◆ Stored data
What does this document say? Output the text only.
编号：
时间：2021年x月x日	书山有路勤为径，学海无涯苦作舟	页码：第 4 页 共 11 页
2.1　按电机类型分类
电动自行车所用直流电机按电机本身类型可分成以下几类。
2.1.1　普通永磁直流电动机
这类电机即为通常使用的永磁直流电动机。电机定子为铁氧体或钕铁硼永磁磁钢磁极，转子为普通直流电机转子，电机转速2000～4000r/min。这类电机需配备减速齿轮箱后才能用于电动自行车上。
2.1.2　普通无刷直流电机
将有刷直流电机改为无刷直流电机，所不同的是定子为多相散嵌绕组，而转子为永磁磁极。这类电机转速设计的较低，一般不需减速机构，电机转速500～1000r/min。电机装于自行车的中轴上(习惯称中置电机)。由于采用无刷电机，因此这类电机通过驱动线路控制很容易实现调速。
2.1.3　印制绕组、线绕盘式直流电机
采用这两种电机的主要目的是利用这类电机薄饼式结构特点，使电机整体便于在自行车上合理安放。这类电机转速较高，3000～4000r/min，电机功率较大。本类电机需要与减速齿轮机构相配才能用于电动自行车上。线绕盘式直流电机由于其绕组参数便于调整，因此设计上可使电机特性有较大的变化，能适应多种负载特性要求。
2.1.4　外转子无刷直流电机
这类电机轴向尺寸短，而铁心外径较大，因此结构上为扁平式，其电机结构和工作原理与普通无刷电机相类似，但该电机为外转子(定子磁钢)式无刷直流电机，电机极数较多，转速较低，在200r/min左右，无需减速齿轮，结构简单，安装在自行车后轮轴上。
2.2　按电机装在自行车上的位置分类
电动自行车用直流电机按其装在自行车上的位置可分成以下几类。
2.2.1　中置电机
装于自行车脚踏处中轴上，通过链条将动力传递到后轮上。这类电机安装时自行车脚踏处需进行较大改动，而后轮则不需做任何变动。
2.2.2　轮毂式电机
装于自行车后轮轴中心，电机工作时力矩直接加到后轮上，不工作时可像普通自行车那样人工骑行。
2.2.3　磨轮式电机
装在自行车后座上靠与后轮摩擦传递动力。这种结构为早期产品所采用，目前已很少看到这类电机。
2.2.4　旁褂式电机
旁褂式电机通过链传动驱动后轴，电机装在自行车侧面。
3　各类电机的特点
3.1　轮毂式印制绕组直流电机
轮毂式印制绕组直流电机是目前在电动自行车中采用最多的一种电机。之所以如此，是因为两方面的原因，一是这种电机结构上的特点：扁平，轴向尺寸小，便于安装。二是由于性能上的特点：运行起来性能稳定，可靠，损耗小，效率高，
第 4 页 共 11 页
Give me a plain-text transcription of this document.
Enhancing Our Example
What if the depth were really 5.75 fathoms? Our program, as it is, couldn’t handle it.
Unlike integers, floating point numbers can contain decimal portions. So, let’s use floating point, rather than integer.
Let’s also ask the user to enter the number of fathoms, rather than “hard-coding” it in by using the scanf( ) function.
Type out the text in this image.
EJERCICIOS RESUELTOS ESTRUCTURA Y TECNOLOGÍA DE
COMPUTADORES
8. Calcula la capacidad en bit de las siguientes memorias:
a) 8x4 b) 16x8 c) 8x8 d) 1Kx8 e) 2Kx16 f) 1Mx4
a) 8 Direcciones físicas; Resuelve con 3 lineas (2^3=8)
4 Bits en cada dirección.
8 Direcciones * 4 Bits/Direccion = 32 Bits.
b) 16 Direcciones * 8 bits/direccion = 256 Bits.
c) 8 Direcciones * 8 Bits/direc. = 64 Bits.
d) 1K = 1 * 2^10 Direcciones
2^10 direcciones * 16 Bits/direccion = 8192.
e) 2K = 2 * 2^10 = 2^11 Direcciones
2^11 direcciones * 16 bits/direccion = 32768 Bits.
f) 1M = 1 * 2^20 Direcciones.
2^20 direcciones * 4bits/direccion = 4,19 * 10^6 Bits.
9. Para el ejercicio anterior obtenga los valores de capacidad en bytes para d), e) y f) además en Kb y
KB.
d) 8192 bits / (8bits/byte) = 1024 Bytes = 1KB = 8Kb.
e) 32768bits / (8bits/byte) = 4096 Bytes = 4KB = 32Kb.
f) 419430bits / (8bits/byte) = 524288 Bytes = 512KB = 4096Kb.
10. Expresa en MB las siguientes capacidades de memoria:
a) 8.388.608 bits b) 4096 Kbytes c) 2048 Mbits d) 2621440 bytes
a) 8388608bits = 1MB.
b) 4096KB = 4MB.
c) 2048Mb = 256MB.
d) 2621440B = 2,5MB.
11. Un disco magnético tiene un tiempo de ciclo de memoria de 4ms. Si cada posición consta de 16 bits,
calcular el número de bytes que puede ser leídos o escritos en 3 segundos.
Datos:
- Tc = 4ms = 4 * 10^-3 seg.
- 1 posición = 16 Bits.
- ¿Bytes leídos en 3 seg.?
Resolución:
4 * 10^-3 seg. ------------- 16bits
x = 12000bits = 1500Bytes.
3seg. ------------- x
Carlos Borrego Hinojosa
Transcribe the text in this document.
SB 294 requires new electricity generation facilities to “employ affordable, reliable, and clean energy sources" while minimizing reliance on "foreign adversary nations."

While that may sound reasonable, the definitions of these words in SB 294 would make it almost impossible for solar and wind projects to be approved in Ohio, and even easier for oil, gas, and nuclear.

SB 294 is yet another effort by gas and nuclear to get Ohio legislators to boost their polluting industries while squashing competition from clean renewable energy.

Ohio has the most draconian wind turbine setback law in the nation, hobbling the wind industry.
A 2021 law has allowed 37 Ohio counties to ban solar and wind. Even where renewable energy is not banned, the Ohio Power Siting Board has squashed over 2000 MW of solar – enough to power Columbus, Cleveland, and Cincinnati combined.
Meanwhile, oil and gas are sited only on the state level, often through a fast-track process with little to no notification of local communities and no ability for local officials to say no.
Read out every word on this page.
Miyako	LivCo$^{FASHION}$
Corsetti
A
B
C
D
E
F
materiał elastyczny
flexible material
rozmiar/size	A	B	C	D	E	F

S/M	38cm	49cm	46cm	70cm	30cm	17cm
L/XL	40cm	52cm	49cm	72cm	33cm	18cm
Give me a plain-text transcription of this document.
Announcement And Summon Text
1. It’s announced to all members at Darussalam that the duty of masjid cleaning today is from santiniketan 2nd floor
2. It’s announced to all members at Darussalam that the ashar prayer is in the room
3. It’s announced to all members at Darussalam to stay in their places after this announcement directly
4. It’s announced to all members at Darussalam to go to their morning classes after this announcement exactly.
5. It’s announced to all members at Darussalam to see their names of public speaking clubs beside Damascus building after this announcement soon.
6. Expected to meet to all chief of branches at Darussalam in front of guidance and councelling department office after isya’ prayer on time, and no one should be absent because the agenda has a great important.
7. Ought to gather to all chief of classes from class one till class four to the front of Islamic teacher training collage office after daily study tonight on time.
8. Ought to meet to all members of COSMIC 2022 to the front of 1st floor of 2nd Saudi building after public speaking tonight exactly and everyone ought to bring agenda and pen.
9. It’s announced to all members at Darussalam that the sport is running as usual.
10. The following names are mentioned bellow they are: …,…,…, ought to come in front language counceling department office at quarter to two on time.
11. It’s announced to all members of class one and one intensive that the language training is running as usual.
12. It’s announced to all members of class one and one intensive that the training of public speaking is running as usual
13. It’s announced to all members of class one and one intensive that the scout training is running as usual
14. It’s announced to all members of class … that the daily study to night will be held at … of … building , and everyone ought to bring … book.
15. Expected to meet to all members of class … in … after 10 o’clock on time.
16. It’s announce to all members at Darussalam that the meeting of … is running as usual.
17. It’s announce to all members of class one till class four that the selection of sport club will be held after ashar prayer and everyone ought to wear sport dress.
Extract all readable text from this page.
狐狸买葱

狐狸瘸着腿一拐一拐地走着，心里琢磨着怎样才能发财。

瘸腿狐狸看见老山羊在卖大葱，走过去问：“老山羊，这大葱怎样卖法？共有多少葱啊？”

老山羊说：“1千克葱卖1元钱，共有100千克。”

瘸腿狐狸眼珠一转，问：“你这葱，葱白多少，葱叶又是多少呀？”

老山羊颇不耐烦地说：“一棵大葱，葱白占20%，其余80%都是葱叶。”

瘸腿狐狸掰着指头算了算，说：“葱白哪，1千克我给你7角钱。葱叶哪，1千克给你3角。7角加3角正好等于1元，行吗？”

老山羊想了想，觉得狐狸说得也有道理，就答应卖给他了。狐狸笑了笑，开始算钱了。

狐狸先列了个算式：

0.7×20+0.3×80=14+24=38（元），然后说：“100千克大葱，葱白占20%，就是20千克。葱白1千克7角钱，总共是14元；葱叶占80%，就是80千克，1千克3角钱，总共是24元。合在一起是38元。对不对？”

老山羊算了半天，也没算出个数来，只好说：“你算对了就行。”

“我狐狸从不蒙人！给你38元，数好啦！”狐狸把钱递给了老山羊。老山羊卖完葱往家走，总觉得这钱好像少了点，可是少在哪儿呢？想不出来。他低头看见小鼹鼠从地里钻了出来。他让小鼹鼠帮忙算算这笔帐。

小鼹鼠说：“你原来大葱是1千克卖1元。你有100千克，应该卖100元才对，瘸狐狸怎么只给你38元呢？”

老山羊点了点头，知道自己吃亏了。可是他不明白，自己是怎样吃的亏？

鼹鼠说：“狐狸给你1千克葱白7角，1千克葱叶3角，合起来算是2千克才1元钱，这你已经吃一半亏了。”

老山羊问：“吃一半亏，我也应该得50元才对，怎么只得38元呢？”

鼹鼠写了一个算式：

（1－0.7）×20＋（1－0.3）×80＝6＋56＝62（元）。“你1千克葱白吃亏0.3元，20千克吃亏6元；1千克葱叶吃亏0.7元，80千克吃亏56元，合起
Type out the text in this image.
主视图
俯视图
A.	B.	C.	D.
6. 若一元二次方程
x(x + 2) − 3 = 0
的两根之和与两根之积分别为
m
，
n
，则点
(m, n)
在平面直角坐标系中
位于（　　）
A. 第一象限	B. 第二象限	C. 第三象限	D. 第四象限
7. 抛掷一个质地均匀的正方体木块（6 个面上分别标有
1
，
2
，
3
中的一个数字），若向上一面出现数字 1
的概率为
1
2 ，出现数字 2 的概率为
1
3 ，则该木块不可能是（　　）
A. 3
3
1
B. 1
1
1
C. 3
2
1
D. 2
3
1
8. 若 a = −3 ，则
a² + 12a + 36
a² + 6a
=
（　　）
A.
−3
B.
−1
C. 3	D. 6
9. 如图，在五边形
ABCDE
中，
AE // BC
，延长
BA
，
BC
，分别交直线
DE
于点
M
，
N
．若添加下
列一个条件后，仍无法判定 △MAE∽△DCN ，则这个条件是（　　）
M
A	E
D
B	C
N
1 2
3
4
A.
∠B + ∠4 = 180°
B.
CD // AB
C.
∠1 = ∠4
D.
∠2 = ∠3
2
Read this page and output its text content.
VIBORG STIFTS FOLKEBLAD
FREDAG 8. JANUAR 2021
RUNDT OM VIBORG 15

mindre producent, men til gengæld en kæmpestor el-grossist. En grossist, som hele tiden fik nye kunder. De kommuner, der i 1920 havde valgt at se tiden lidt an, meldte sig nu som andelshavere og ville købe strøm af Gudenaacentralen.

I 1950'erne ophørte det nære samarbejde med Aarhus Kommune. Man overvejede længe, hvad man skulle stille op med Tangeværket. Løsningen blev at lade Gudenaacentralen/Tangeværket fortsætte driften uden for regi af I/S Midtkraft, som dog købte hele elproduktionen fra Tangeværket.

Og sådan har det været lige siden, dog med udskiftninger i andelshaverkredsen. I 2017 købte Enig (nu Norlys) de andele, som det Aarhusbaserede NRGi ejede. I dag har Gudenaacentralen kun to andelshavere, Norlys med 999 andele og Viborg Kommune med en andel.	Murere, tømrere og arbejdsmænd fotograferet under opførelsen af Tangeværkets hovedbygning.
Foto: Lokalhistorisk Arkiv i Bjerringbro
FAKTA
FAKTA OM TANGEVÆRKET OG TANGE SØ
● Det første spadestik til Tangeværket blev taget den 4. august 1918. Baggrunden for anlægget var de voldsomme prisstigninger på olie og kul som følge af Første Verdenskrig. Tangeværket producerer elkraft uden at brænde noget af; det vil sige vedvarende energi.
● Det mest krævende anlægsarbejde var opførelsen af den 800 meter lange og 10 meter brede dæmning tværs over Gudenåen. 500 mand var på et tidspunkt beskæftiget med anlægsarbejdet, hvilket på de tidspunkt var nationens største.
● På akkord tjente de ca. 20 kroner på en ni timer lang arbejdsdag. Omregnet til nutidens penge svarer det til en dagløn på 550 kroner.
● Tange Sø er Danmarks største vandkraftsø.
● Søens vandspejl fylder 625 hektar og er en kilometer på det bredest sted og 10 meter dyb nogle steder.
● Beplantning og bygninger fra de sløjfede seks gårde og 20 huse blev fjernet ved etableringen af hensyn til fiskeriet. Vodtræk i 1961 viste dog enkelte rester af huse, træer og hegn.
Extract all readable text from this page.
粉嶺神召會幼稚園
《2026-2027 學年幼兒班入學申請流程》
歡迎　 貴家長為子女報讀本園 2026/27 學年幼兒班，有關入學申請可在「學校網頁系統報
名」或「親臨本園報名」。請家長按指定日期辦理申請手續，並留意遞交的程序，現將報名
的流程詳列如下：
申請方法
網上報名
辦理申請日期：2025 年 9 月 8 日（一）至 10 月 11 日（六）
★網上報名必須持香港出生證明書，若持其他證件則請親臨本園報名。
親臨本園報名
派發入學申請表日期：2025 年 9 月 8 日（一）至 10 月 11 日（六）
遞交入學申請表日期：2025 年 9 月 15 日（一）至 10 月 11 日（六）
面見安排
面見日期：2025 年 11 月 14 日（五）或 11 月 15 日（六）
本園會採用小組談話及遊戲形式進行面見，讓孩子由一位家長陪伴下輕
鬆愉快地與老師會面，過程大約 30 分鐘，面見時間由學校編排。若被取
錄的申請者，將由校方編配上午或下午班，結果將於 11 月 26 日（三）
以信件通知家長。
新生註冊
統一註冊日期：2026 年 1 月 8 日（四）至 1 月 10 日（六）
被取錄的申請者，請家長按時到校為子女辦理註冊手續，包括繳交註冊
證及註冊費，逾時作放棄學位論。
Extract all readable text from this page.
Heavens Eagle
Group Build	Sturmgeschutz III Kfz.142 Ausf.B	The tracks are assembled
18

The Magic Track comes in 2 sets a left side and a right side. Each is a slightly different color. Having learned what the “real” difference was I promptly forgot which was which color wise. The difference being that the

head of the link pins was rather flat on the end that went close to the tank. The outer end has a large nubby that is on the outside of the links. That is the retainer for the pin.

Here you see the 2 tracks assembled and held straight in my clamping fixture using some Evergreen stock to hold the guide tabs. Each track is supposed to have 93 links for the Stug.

◆ Written task
Above are some records. Report the number of their lines that include "bring", and add nothing else.

◆ Exercise output
2